Set task: Every line below is to be copied exactly, with the pictures left out.

Stored data:
╔══

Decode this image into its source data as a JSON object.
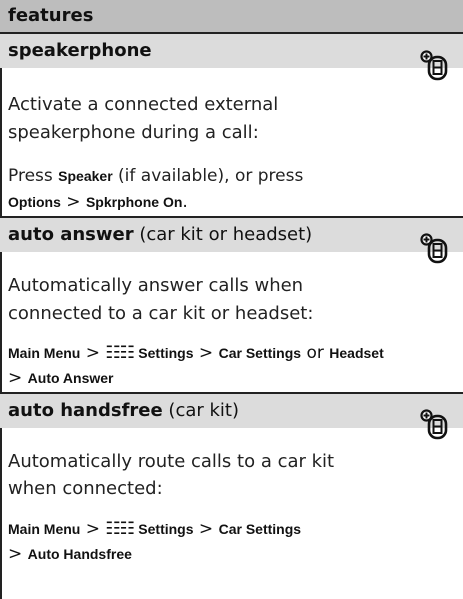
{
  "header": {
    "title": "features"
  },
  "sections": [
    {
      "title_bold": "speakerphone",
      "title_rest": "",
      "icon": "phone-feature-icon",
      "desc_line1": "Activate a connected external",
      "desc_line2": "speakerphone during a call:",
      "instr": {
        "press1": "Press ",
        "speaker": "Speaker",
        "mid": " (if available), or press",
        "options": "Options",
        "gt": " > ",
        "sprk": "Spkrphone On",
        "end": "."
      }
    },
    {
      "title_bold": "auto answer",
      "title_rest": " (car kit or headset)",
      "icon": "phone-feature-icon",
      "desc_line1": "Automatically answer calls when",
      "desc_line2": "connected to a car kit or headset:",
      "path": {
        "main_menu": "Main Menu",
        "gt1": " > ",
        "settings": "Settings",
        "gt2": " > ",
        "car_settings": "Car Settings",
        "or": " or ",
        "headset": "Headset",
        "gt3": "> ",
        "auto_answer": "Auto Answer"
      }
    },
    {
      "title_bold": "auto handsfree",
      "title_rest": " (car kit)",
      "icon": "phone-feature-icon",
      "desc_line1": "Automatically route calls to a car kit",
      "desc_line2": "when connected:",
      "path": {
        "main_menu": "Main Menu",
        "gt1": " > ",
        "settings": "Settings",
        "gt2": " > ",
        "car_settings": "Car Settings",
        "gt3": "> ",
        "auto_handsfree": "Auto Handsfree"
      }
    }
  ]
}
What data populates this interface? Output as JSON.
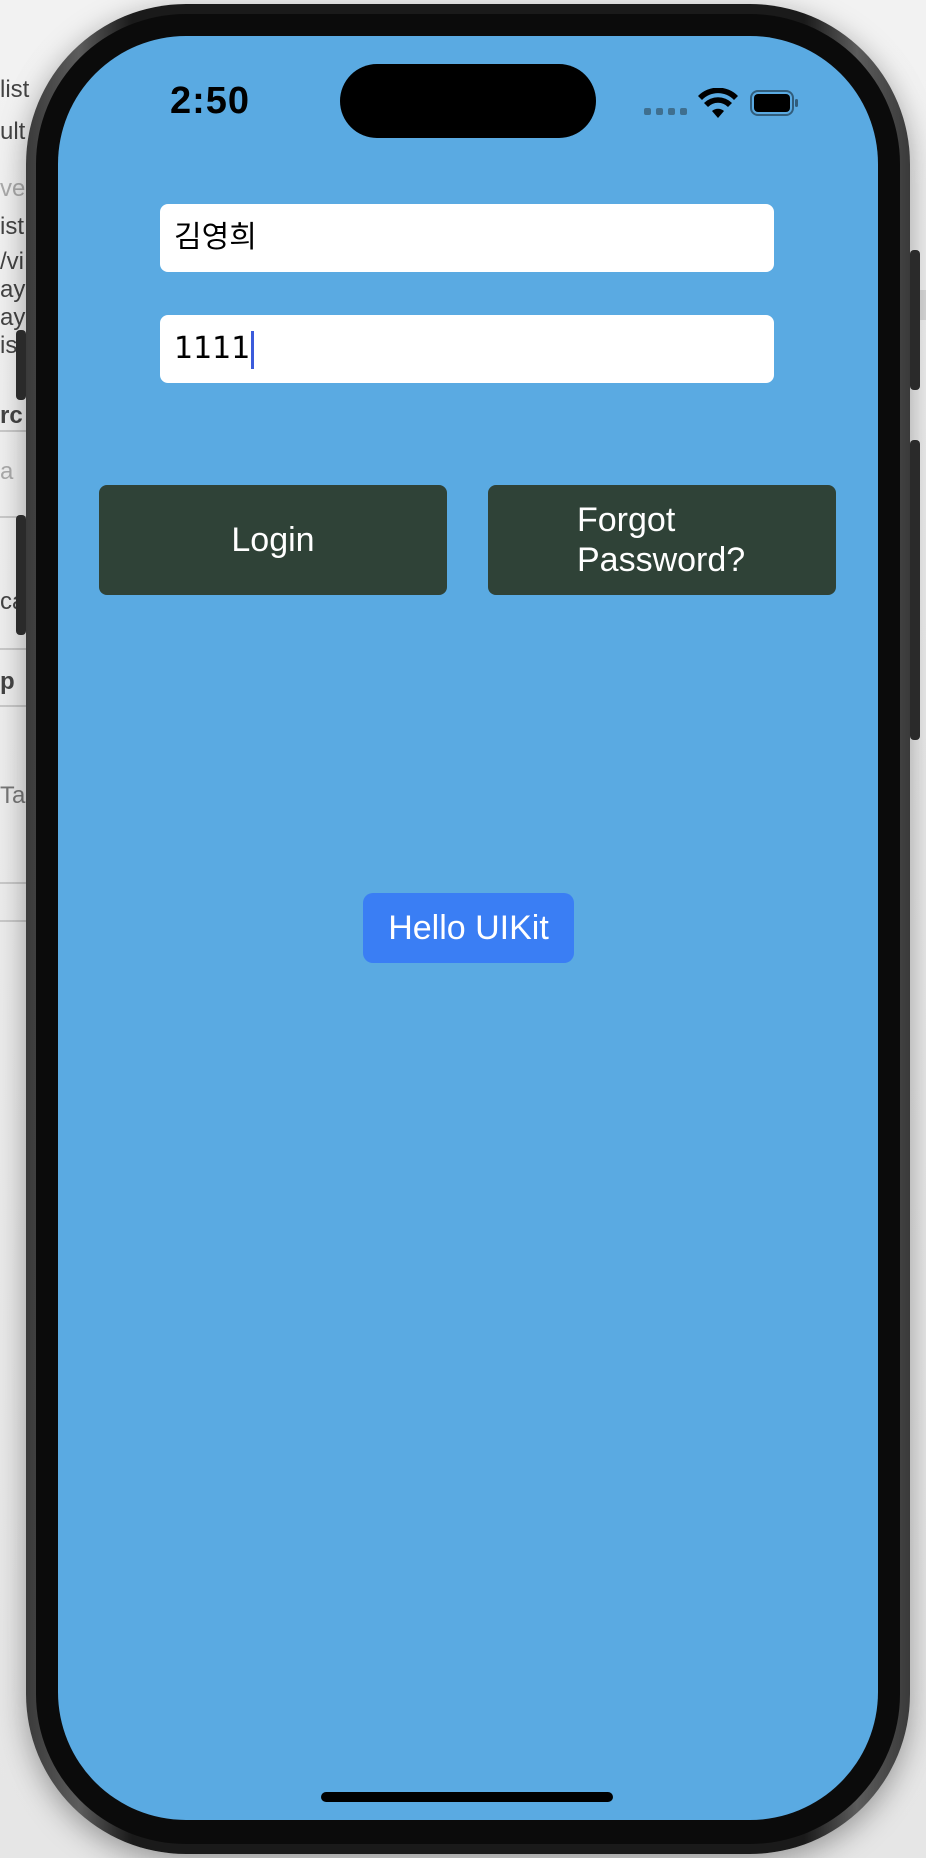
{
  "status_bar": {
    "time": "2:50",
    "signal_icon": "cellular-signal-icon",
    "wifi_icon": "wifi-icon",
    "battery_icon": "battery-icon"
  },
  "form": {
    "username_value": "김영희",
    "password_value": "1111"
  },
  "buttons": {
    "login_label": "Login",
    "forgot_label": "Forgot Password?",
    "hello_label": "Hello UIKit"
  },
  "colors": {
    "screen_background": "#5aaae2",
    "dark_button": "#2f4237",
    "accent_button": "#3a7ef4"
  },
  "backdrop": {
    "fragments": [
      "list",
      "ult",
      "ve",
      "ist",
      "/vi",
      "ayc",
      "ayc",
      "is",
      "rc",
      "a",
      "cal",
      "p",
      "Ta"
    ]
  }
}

╚══

Answer to the problem:
Decode this image into its source data as a JSON object.
{
  "header": {
    "title": "features"
  },
  "sections": [
    {
      "title_bold": "speakerphone",
      "title_rest": "",
      "icon": "phone-feature-icon",
      "desc_line1": "Activate a connected external",
      "desc_line2": "speakerphone during a call:",
      "instr": {
        "press1": "Press ",
        "speaker": "Speaker",
        "mid": " (if available), or press",
        "options": "Options",
        "gt": " > ",
        "sprk": "Spkrphone On",
        "end": "."
      }
    },
    {
      "title_bold": "auto answer",
      "title_rest": " (car kit or headset)",
      "icon": "phone-feature-icon",
      "desc_line1": "Automatically answer calls when",
      "desc_line2": "connected to a car kit or headset:",
      "path": {
        "main_menu": "Main Menu",
        "gt1": " > ",
        "settings": "Settings",
        "gt2": " > ",
        "car_settings": "Car Settings",
        "or": " or ",
        "headset": "Headset",
        "gt3": "> ",
        "auto_answer": "Auto Answer"
      }
    },
    {
      "title_bold": "auto handsfree",
      "title_rest": " (car kit)",
      "icon": "phone-feature-icon",
      "desc_line1": "Automatically route calls to a car kit",
      "desc_line2": "when connected:",
      "path": {
        "main_menu": "Main Menu",
        "gt1": " > ",
        "settings": "Settings",
        "gt2": " > ",
        "car_settings": "Car Settings",
        "gt3": "> ",
        "auto_handsfree": "Auto Handsfree"
      }
    }
  ]
}
What data populates this interface? Output as JSON.
{
  "status_bar": {
    "time": "2:50",
    "signal_icon": "cellular-signal-icon",
    "wifi_icon": "wifi-icon",
    "battery_icon": "battery-icon"
  },
  "form": {
    "username_value": "김영희",
    "password_value": "1111"
  },
  "buttons": {
    "login_label": "Login",
    "forgot_label": "Forgot Password?",
    "hello_label": "Hello UIKit"
  },
  "colors": {
    "screen_background": "#5aaae2",
    "dark_button": "#2f4237",
    "accent_button": "#3a7ef4"
  },
  "backdrop": {
    "fragments": [
      "list",
      "ult",
      "ve",
      "ist",
      "/vi",
      "ayc",
      "ayc",
      "is",
      "rc",
      "a",
      "cal",
      "p",
      "Ta"
    ]
  }
}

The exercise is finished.